__Objective__: Restate the records that follow word for word; no pictures should appear.

__Exercise input__:
============

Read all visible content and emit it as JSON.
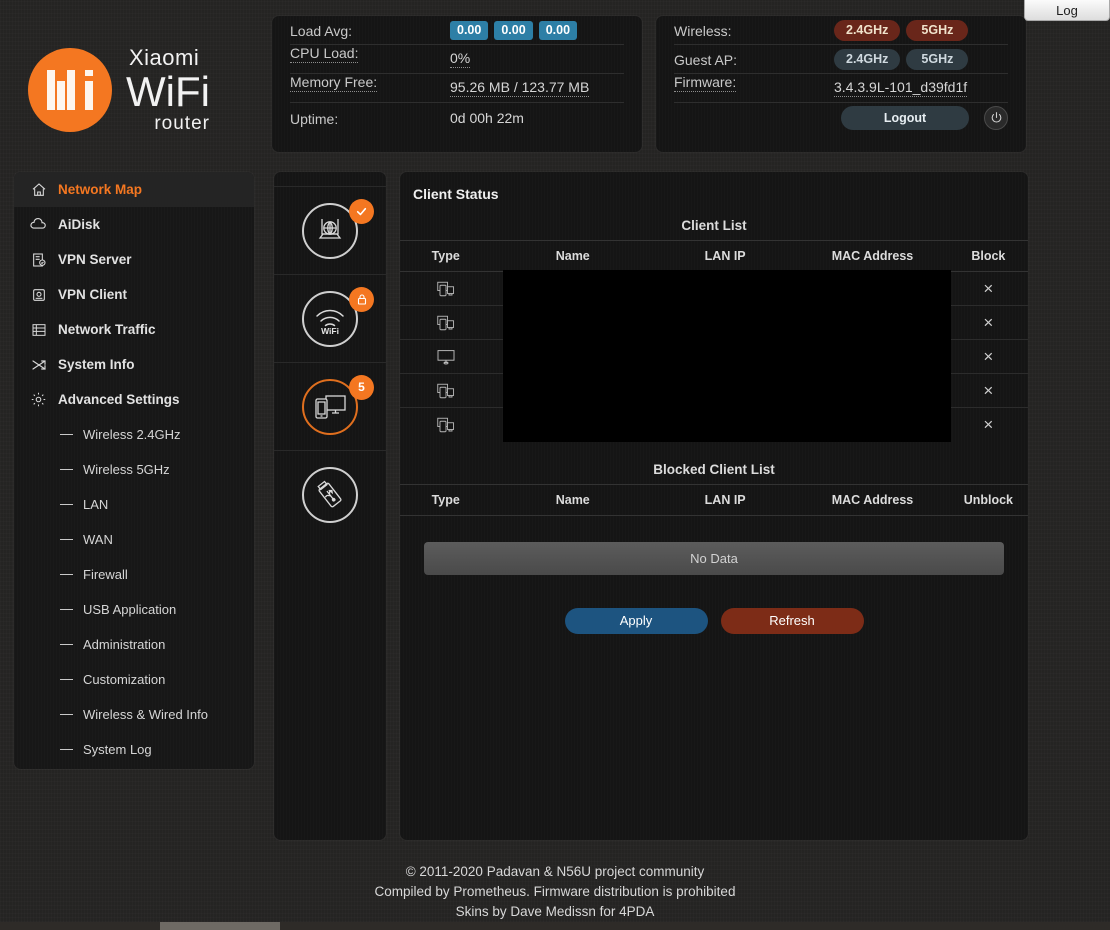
{
  "log_tab": {
    "label": "Log"
  },
  "brand": {
    "line1": "Xiaomi",
    "line2": "WiFi",
    "line3": "router",
    "accent": "#f47721"
  },
  "status_left": {
    "rows": [
      {
        "label": "Load Avg:",
        "chips": [
          "0.00",
          "0.00",
          "0.00"
        ]
      },
      {
        "label": "CPU Load:",
        "value": "0%"
      },
      {
        "label": "Memory Free:",
        "value": "95.26 MB / 123.77 MB"
      },
      {
        "label": "Uptime:",
        "value": "0d 00h 22m"
      }
    ]
  },
  "status_right": {
    "wireless_label": "Wireless:",
    "wireless_bands": [
      "2.4GHz",
      "5GHz"
    ],
    "guest_label": "Guest AP:",
    "guest_bands": [
      "2.4GHz",
      "5GHz"
    ],
    "firmware_label": "Firmware:",
    "firmware_value": "3.4.3.9L-101_d39fd1f",
    "logout_label": "Logout",
    "power_icon": "power-icon",
    "active_color": "#69261a",
    "inactive_color": "#2f3b42"
  },
  "sidebar": {
    "items": [
      {
        "label": "Network Map",
        "icon": "home-icon",
        "active": true
      },
      {
        "label": "AiDisk",
        "icon": "cloud-icon",
        "active": false
      },
      {
        "label": "VPN Server",
        "icon": "vpn-server-icon",
        "active": false
      },
      {
        "label": "VPN Client",
        "icon": "vpn-client-icon",
        "active": false
      },
      {
        "label": "Network Traffic",
        "icon": "traffic-list-icon",
        "active": false
      },
      {
        "label": "System Info",
        "icon": "shuffle-icon",
        "active": false
      },
      {
        "label": "Advanced Settings",
        "icon": "gear-icon",
        "active": false
      }
    ],
    "sub_items": [
      {
        "label": "Wireless 2.4GHz"
      },
      {
        "label": "Wireless 5GHz"
      },
      {
        "label": "LAN"
      },
      {
        "label": "WAN"
      },
      {
        "label": "Firewall"
      },
      {
        "label": "USB Application"
      },
      {
        "label": "Administration"
      },
      {
        "label": "Customization"
      },
      {
        "label": "Wireless & Wired Info"
      },
      {
        "label": "System Log"
      }
    ]
  },
  "icon_column": {
    "items": [
      {
        "icon": "internet-globe-icon",
        "badge": "check",
        "badge_text": "",
        "selected": false
      },
      {
        "icon": "wifi-icon",
        "badge": "lock",
        "badge_text": "",
        "selected": false
      },
      {
        "icon": "clients-devices-icon",
        "badge": "count",
        "badge_text": "5",
        "selected": true
      },
      {
        "icon": "usb-device-icon",
        "badge": "none",
        "badge_text": "",
        "selected": false
      }
    ]
  },
  "main": {
    "title": "Client Status",
    "client_list": {
      "section_title": "Client List",
      "headers": [
        "Type",
        "Name",
        "LAN IP",
        "MAC Address",
        "Block"
      ],
      "rows": [
        {
          "type_icon": "device-mobile-desktop-icon",
          "name": "",
          "lan_ip": "",
          "mac": "",
          "action": "×"
        },
        {
          "type_icon": "device-mobile-desktop-icon",
          "name": "",
          "lan_ip": "",
          "mac": "",
          "action": "×"
        },
        {
          "type_icon": "desktop-monitor-icon",
          "name": "",
          "lan_ip": "",
          "mac": "",
          "action": "×"
        },
        {
          "type_icon": "device-mobile-desktop-icon",
          "name": "",
          "lan_ip": "",
          "mac": "",
          "action": "×"
        },
        {
          "type_icon": "device-mobile-desktop-icon",
          "name": "",
          "lan_ip": "",
          "mac": "",
          "action": "×"
        }
      ],
      "redacted": true
    },
    "blocked_list": {
      "section_title": "Blocked Client List",
      "headers": [
        "Type",
        "Name",
        "LAN IP",
        "MAC Address",
        "Unblock"
      ],
      "empty_text": "No Data"
    },
    "buttons": {
      "apply": "Apply",
      "refresh": "Refresh",
      "apply_color": "#1d5480",
      "refresh_color": "#7d2c17"
    }
  },
  "footer": {
    "line1": "© 2011-2020 Padavan & N56U project community",
    "line2": "Compiled by Prometheus. Firmware distribution is prohibited",
    "line3": "Skins by Dave Medissn for 4PDA"
  }
}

============

__Response__:
Read all visible content and emit it as JSON.
{
  "log_tab": {
    "label": "Log"
  },
  "brand": {
    "line1": "Xiaomi",
    "line2": "WiFi",
    "line3": "router",
    "accent": "#f47721"
  },
  "status_left": {
    "rows": [
      {
        "label": "Load Avg:",
        "chips": [
          "0.00",
          "0.00",
          "0.00"
        ]
      },
      {
        "label": "CPU Load:",
        "value": "0%"
      },
      {
        "label": "Memory Free:",
        "value": "95.26 MB / 123.77 MB"
      },
      {
        "label": "Uptime:",
        "value": "0d 00h 22m"
      }
    ]
  },
  "status_right": {
    "wireless_label": "Wireless:",
    "wireless_bands": [
      "2.4GHz",
      "5GHz"
    ],
    "guest_label": "Guest AP:",
    "guest_bands": [
      "2.4GHz",
      "5GHz"
    ],
    "firmware_label": "Firmware:",
    "firmware_value": "3.4.3.9L-101_d39fd1f",
    "logout_label": "Logout",
    "power_icon": "power-icon",
    "active_color": "#69261a",
    "inactive_color": "#2f3b42"
  },
  "sidebar": {
    "items": [
      {
        "label": "Network Map",
        "icon": "home-icon",
        "active": true
      },
      {
        "label": "AiDisk",
        "icon": "cloud-icon",
        "active": false
      },
      {
        "label": "VPN Server",
        "icon": "vpn-server-icon",
        "active": false
      },
      {
        "label": "VPN Client",
        "icon": "vpn-client-icon",
        "active": false
      },
      {
        "label": "Network Traffic",
        "icon": "traffic-list-icon",
        "active": false
      },
      {
        "label": "System Info",
        "icon": "shuffle-icon",
        "active": false
      },
      {
        "label": "Advanced Settings",
        "icon": "gear-icon",
        "active": false
      }
    ],
    "sub_items": [
      {
        "label": "Wireless 2.4GHz"
      },
      {
        "label": "Wireless 5GHz"
      },
      {
        "label": "LAN"
      },
      {
        "label": "WAN"
      },
      {
        "label": "Firewall"
      },
      {
        "label": "USB Application"
      },
      {
        "label": "Administration"
      },
      {
        "label": "Customization"
      },
      {
        "label": "Wireless & Wired Info"
      },
      {
        "label": "System Log"
      }
    ]
  },
  "icon_column": {
    "items": [
      {
        "icon": "internet-globe-icon",
        "badge": "check",
        "badge_text": "",
        "selected": false
      },
      {
        "icon": "wifi-icon",
        "badge": "lock",
        "badge_text": "",
        "selected": false
      },
      {
        "icon": "clients-devices-icon",
        "badge": "count",
        "badge_text": "5",
        "selected": true
      },
      {
        "icon": "usb-device-icon",
        "badge": "none",
        "badge_text": "",
        "selected": false
      }
    ]
  },
  "main": {
    "title": "Client Status",
    "client_list": {
      "section_title": "Client List",
      "headers": [
        "Type",
        "Name",
        "LAN IP",
        "MAC Address",
        "Block"
      ],
      "rows": [
        {
          "type_icon": "device-mobile-desktop-icon",
          "name": "",
          "lan_ip": "",
          "mac": "",
          "action": "×"
        },
        {
          "type_icon": "device-mobile-desktop-icon",
          "name": "",
          "lan_ip": "",
          "mac": "",
          "action": "×"
        },
        {
          "type_icon": "desktop-monitor-icon",
          "name": "",
          "lan_ip": "",
          "mac": "",
          "action": "×"
        },
        {
          "type_icon": "device-mobile-desktop-icon",
          "name": "",
          "lan_ip": "",
          "mac": "",
          "action": "×"
        },
        {
          "type_icon": "device-mobile-desktop-icon",
          "name": "",
          "lan_ip": "",
          "mac": "",
          "action": "×"
        }
      ],
      "redacted": true
    },
    "blocked_list": {
      "section_title": "Blocked Client List",
      "headers": [
        "Type",
        "Name",
        "LAN IP",
        "MAC Address",
        "Unblock"
      ],
      "empty_text": "No Data"
    },
    "buttons": {
      "apply": "Apply",
      "refresh": "Refresh",
      "apply_color": "#1d5480",
      "refresh_color": "#7d2c17"
    }
  },
  "footer": {
    "line1": "© 2011-2020 Padavan & N56U project community",
    "line2": "Compiled by Prometheus. Firmware distribution is prohibited",
    "line3": "Skins by Dave Medissn for 4PDA"
  }
}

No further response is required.